begin Record excerpts

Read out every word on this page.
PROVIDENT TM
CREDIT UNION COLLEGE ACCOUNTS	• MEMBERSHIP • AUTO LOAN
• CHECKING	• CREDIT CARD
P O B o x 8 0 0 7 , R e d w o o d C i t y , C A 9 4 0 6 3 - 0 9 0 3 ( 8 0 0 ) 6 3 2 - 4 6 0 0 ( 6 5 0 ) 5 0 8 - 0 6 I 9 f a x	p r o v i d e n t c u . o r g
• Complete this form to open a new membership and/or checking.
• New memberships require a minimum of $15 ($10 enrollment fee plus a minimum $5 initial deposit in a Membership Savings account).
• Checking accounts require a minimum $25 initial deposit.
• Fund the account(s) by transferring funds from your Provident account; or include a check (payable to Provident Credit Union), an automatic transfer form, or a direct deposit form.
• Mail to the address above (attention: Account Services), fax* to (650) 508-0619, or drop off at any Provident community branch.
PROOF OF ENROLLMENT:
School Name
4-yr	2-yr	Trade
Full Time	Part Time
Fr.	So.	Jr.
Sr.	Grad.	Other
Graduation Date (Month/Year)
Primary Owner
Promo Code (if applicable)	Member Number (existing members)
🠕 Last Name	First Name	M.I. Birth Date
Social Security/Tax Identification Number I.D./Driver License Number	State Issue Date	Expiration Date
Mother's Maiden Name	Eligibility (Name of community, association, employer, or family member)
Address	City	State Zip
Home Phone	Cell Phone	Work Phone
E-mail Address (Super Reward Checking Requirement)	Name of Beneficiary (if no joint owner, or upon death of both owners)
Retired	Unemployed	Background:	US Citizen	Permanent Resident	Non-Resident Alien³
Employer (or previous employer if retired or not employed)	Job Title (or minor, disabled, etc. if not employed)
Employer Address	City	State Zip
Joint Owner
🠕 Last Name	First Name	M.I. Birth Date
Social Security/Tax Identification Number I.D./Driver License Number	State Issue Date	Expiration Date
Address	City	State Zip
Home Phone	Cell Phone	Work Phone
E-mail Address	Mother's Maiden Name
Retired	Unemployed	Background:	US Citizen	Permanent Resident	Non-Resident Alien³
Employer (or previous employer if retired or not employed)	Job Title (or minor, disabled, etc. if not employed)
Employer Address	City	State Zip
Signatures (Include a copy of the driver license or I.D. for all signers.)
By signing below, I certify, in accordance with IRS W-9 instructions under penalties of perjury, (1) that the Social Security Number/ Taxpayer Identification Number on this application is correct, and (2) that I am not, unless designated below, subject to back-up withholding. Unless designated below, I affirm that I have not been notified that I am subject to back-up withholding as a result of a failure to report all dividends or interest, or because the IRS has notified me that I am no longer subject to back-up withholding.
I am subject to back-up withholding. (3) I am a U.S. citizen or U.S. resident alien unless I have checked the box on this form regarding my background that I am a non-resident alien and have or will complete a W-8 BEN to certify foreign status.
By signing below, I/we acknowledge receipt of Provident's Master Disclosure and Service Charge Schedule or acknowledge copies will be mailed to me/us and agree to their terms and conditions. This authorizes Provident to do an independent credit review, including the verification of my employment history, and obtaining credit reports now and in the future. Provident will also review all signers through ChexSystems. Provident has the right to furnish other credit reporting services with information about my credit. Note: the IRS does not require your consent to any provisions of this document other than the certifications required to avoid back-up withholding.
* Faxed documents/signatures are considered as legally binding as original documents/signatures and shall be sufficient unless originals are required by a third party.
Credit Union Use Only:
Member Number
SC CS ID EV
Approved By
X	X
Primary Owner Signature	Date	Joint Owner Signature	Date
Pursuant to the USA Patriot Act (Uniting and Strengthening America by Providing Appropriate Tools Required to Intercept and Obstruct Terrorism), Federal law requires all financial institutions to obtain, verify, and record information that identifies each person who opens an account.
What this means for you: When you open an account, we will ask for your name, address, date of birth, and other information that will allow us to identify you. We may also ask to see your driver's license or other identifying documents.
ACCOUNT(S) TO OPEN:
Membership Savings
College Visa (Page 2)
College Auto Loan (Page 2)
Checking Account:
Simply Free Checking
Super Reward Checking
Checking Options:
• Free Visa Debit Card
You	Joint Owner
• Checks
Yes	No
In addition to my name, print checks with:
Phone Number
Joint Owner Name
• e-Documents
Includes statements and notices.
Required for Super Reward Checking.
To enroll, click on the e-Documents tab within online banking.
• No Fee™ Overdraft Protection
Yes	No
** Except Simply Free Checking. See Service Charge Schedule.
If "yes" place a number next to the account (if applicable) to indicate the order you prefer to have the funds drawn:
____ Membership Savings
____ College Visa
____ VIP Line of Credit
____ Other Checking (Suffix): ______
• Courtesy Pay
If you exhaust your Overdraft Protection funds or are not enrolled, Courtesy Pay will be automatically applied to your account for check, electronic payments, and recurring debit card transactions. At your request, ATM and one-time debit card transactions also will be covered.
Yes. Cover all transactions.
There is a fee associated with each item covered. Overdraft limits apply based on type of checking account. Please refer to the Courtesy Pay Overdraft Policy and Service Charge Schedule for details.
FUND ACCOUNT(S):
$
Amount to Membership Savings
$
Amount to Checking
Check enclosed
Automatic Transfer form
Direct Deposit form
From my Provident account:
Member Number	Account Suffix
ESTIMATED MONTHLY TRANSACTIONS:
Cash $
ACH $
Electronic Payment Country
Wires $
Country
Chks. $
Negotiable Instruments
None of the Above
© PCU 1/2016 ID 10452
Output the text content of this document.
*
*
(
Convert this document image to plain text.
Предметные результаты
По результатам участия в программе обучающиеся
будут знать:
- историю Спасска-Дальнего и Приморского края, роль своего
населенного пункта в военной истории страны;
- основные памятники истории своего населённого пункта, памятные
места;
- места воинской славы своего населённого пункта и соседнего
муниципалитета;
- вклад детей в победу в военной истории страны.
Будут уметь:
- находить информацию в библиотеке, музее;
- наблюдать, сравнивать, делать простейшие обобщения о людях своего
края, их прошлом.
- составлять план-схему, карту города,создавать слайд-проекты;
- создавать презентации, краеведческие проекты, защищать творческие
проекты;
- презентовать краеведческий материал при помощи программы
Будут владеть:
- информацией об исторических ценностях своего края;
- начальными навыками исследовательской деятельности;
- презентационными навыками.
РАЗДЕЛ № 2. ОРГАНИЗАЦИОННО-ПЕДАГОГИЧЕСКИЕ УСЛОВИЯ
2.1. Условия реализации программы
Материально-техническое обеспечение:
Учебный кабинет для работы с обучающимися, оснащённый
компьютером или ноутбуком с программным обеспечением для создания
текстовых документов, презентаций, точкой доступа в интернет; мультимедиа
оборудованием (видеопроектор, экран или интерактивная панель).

end Record excerpts

(Exercise task)
List the lines of the material in which the word "Charge" occurs.

(Problem solution)
By signing below, I/we acknowledge receipt of Provident's Master Disclosure and Service Charge Schedule or acknowledge copies will be mailed to me/us and agree to their terms and conditions. This authorizes Provident to do an independent credit review, including the verification of my employment history, and obtaining credit reports now and in the future. Provident will also review all signers through ChexSystems. Provident has the right to furnish other credit reporting services with information about my credit. Note: the IRS does not require your consent to any provisions of this document other than the certifications required to avoid back-up withholding.
** Except Simply Free Checking. See Service Charge Schedule.
There is a fee associated with each item covered. Overdraft limits apply based on type of checking account. Please refer to the Courtesy Pay Overdraft Policy and Service Charge Schedule for details.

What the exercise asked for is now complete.